§ **Assigned task**
Continue the passage on stock options and reported wage expenses, starting after its last sentence.

The first is the effect of stock options on reported wage expenses,
particularly in the technology sector. In a bull market, employees are
willing to take stock options in lieu of salary. When exercised, the
employee is taxed on the basis of market value. That is, the difference
between the exercise price and the market price is treated as income, on
which the employee is then taxed regardless of whether the stock is sold.
The market price thus becomes the new basis for future capital gains taxes.
The company takes an income tax deduction equal to its tax rate times the
employee's calculated income, but typically records no corresponding charge
to earnings on its P&L. Thus, while the newly issued stock causes dilution
in per share earnings, the wage or salary expense that it represents -- the
difference between the market price at issuance and the exercise price --
does not impact earnings and increases reported cash flow by the amount of
the tax deduction.

Whatever one thinks about the accounting conventions that apparently allow
this treatment, it is clear that companies compensating large numbers of
important employees in this fashion are headed for significant financial and
personnel problems should their stock prices merely level out, never mind
fall. What is more, this situation produces substantial incentive for
companies to try to push their stock prices ever upwards by managing
earnings, repurchasing shares, or in Microsoft's case even selling put
options to institutional holders of large blocs of its stock. Indeed, sale
of put options has in recent quarters generated a not insignificant amount
of cash for Microsoft while allowing some of its largest shareholders to
enjoy at least the illusion of protection.

§ **Material provided**
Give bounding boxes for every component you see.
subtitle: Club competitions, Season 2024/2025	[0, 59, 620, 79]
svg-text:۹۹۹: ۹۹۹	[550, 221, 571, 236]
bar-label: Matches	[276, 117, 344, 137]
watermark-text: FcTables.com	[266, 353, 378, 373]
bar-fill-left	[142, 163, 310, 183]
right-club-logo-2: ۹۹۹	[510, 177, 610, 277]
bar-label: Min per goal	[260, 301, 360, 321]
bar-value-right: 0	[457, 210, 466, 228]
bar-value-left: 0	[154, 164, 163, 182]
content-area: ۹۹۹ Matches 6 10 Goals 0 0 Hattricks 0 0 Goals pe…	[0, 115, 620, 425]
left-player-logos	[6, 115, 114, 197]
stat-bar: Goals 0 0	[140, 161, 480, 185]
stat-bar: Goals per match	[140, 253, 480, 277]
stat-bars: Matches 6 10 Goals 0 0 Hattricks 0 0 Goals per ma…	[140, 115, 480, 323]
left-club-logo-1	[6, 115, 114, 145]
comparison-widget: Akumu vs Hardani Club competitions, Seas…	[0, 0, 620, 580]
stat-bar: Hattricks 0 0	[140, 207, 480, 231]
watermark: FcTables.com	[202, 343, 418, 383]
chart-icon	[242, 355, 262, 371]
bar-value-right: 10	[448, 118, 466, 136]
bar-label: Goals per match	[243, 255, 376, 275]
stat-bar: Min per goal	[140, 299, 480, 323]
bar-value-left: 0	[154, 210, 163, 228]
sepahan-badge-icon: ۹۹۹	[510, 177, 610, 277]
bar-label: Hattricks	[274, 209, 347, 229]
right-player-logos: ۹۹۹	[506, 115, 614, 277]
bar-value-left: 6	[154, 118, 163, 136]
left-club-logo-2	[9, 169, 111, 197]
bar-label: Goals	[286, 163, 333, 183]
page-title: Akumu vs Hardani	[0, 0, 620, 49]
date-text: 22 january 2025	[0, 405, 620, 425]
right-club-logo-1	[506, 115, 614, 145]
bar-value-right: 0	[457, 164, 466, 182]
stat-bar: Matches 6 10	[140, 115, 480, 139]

§ **Answer space**
The second problem underlined by the Microsoft study is the danger of stock
indexed investing done with no regard to underlying stock values. The
1972-1974 bear market, which took the Dow from over 1000 to under 580,
ended
the "Nifty-Fifty" era and discredited the widely held belief that smart
investing consisted merely in buying and holding a few blue chip or
so-called "one-decision" stocks. As a practical matter, this belief is
reincarnated today under the guise of index investing, a perfectly valid and
useful concept until taken (or gamed) to nonsensical extremes. Throwing
funds at capitalization-weighted indices while remaining blind to the
underlying value of their largest components has produced extreme
overvaluations in certain "gorilla" stocks.

Like Microsoft, many of them are technology stocks, allowing their "new era"
aura to trump more mundane considerations relating to profitability and
sustainable growth rates. Among the Dow stocks, they now include after the
recent changes: AT&T, Hewlett-Packard, IBM, Intel, SBC Communications and
Microsoft. Others include: AOL, Cisco, Dell, Lucent, MCI Worldcom and Sun
Microsystems, six stocks which on November 15, 1999, had a total combined
capitalization just over $1 trillion, a mean PE ratio over 65, and an
average PE ratio over 100.

Industrial and consumer stocks, too, have been swept up in the indexing
mania. More than anything else, index investing explains why General
Electric, the next largest stock based on capitalization after Microsoft and
also a Dow stock, can trade at a trailing PE over 40 when until 1996 it
almost never traded at an average annual trailing PE exceeding 15. What is
more, not one of its historic or projected growth rates (sales, cash flow,
earnings, dividends or book value for the past 10, 5 and next 5 years) as
reported by Value Line exceeds 15%.

A few months ago an experienced investment manager asked rhetorically in a
Barron's interview: "Who is going to buy GE at a PE over 30?" Now he has his
answer: index investors, the same people who buy other gorilla stocks at
eye-popping PE ratios. Who are these index investors? Many of them are the
country's largest pension funds, making the prospect of fair valuation in
the largest cap stocks so unnerving as to render a bear market virtually
unthinkable. According to the Microsoft study cited above, the California
State Teachers Retirement System owns more than 16 million Microsoft
shares
with a value of about $1.4 billion based on its commitment to indexing
against the S&P 500, of which Microsoft accounts for about 4%.
Unfortunately, particularly in the investment world, "unthinkable" and
"impossible" are not the same thing.